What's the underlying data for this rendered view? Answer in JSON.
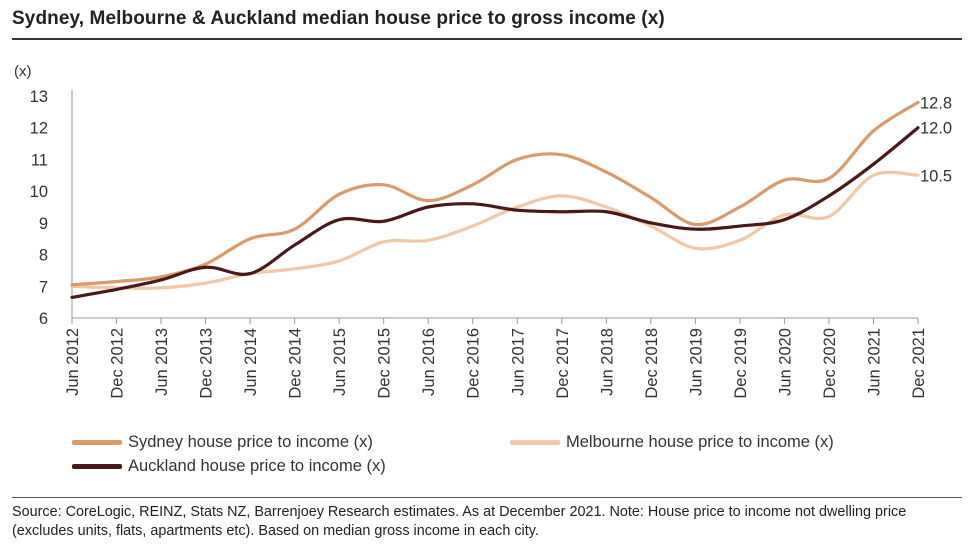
{
  "title": "Sydney, Melbourne & Auckland median house price to gross income (x)",
  "source": "Source: CoreLogic, REINZ, Stats NZ, Barrenjoey Research estimates. As at December 2021. Note: House price to income not dwelling price (excludes units, flats, apartments etc). Based on median gross income in each city.",
  "chart_data": {
    "type": "line",
    "title": "Sydney, Melbourne & Auckland median house price to gross income (x)",
    "ylabel": "(x)",
    "xlabel": "",
    "ylim": [
      6,
      13
    ],
    "yticks": [
      "6",
      "7",
      "8",
      "9",
      "10",
      "11",
      "12",
      "13"
    ],
    "categories": [
      "Jun 2012",
      "Dec 2012",
      "Jun 2013",
      "Dec 2013",
      "Jun 2014",
      "Dec 2014",
      "Jun 2015",
      "Dec 2015",
      "Jun 2016",
      "Dec 2016",
      "Jun 2017",
      "Dec 2017",
      "Jun 2018",
      "Dec 2018",
      "Jun 2019",
      "Dec 2019",
      "Jun 2020",
      "Dec 2020",
      "Jun 2021",
      "Dec 2021"
    ],
    "series": [
      {
        "name": "Sydney house price to income (x)",
        "color": "#D99A6C",
        "end_label": "12.8",
        "values": [
          7.05,
          7.15,
          7.3,
          7.7,
          8.5,
          8.8,
          9.9,
          10.2,
          9.7,
          10.2,
          11.0,
          11.15,
          10.6,
          9.8,
          8.95,
          9.5,
          10.35,
          10.4,
          11.9,
          12.8
        ]
      },
      {
        "name": "Melbourne house price to income (x)",
        "color": "#F0C8A6",
        "end_label": "10.5",
        "values": [
          7.0,
          6.95,
          6.95,
          7.1,
          7.4,
          7.55,
          7.8,
          8.4,
          8.45,
          8.9,
          9.5,
          9.85,
          9.5,
          8.9,
          8.2,
          8.45,
          9.25,
          9.2,
          10.5,
          10.5
        ]
      },
      {
        "name": "Auckland house price to income (x)",
        "color": "#4A1818",
        "end_label": "12.0",
        "values": [
          6.65,
          6.9,
          7.2,
          7.6,
          7.4,
          8.3,
          9.1,
          9.05,
          9.5,
          9.6,
          9.4,
          9.35,
          9.35,
          9.0,
          8.8,
          8.9,
          9.1,
          9.85,
          10.85,
          12.0
        ]
      }
    ],
    "legend": [
      {
        "label": "Sydney house price to income (x)",
        "color": "#D99A6C"
      },
      {
        "label": "Melbourne house price to income (x)",
        "color": "#F0C8A6"
      },
      {
        "label": "Auckland house price to income (x)",
        "color": "#4A1818"
      }
    ]
  }
}
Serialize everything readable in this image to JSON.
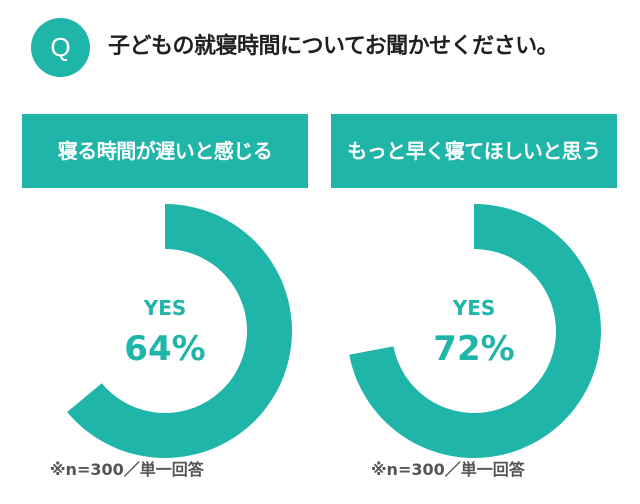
{
  "question": {
    "badge": "Q",
    "text": "子どもの就寝時間についてお聞かせください。"
  },
  "colors": {
    "accent": "#1fb5a8",
    "text": "#202020",
    "footnote": "#555555"
  },
  "chart_data": [
    {
      "type": "pie",
      "title": "寝る時間が遅いと感じる",
      "categories": [
        "YES"
      ],
      "values": [
        64
      ],
      "unit": "%",
      "center_label": "YES",
      "center_value": "64%",
      "note": "※n=300／単一回答"
    },
    {
      "type": "pie",
      "title": "もっと早く寝てほしいと思う",
      "categories": [
        "YES"
      ],
      "values": [
        72
      ],
      "unit": "%",
      "center_label": "YES",
      "center_value": "72%",
      "note": "※n=300／単一回答"
    }
  ]
}
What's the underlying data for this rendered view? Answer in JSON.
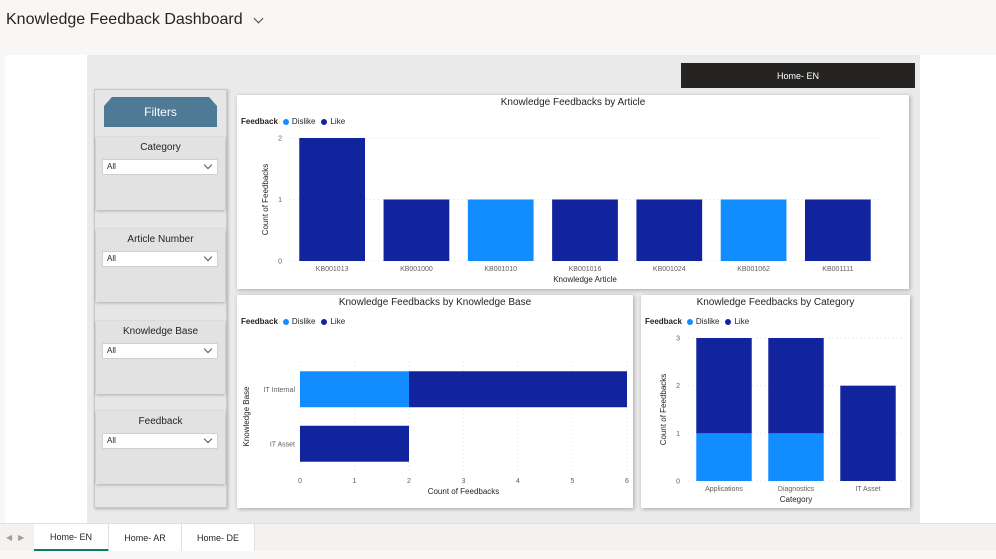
{
  "header": {
    "title": "Knowledge Feedback Dashboard"
  },
  "nav_button": {
    "label": "Home- EN"
  },
  "filters": {
    "title": "Filters",
    "slicers": [
      {
        "label": "Category",
        "value": "All"
      },
      {
        "label": "Article Number",
        "value": "All"
      },
      {
        "label": "Knowledge Base",
        "value": "All"
      },
      {
        "label": "Feedback",
        "value": "All"
      }
    ]
  },
  "legend": {
    "title": "Feedback",
    "items": [
      "Dislike",
      "Like"
    ]
  },
  "colors": {
    "dislike": "#118dff",
    "like": "#12239e"
  },
  "tabs": [
    "Home- EN",
    "Home- AR",
    "Home- DE"
  ],
  "chart_data": [
    {
      "type": "bar",
      "title": "Knowledge Feedbacks by Article",
      "xlabel": "Knowledge Article",
      "ylabel": "Count of Feedbacks",
      "categories": [
        "KB001013",
        "KB001000",
        "KB001010",
        "KB001016",
        "KB001024",
        "KB001062",
        "KB001111"
      ],
      "series": [
        {
          "name": "Dislike",
          "values": [
            0,
            0,
            1,
            0,
            0,
            1,
            0
          ]
        },
        {
          "name": "Like",
          "values": [
            2,
            1,
            0,
            1,
            1,
            0,
            1
          ]
        }
      ],
      "ylim": [
        0,
        2
      ],
      "yticks": [
        0,
        1,
        2
      ],
      "stacked": true,
      "legend_position": "top-left",
      "grid": true
    },
    {
      "type": "bar",
      "orientation": "horizontal",
      "title": "Knowledge Feedbacks by Knowledge Base",
      "xlabel": "Count of Feedbacks",
      "ylabel": "Knowledge Base",
      "categories": [
        "IT Internal",
        "IT Asset"
      ],
      "series": [
        {
          "name": "Dislike",
          "values": [
            2,
            0
          ]
        },
        {
          "name": "Like",
          "values": [
            4,
            2
          ]
        }
      ],
      "xlim": [
        0,
        6
      ],
      "xticks": [
        0,
        1,
        2,
        3,
        4,
        5,
        6
      ],
      "stacked": true,
      "legend_position": "top-left",
      "grid": true
    },
    {
      "type": "bar",
      "title": "Knowledge Feedbacks by Category",
      "xlabel": "Category",
      "ylabel": "Count of Feedbacks",
      "categories": [
        "Applications",
        "Diagnostics",
        "IT Asset"
      ],
      "series": [
        {
          "name": "Dislike",
          "values": [
            1,
            1,
            0
          ]
        },
        {
          "name": "Like",
          "values": [
            2,
            2,
            2
          ]
        }
      ],
      "ylim": [
        0,
        3
      ],
      "yticks": [
        0,
        1,
        2,
        3
      ],
      "stacked": true,
      "legend_position": "top-left",
      "grid": true
    }
  ]
}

________________________

> [WHAT THE TASK REQUIRES] Lines that hold the word "gross" are the ones to return, every one of them.

> [FULL OUTPUT]
  "title": "Sydney, Melbourne & Auckland median house price to gross income (x)",
  "source": "Source: CoreLogic, REINZ, Stats NZ, Barrenjoey Research estimates. As at December 2021. Note: House price to income not dwelling price (excludes units, flats, apartments etc). Based on median gross income in each city.",
    "title": "Sydney, Melbourne & Auckland median house price to gross income (x)",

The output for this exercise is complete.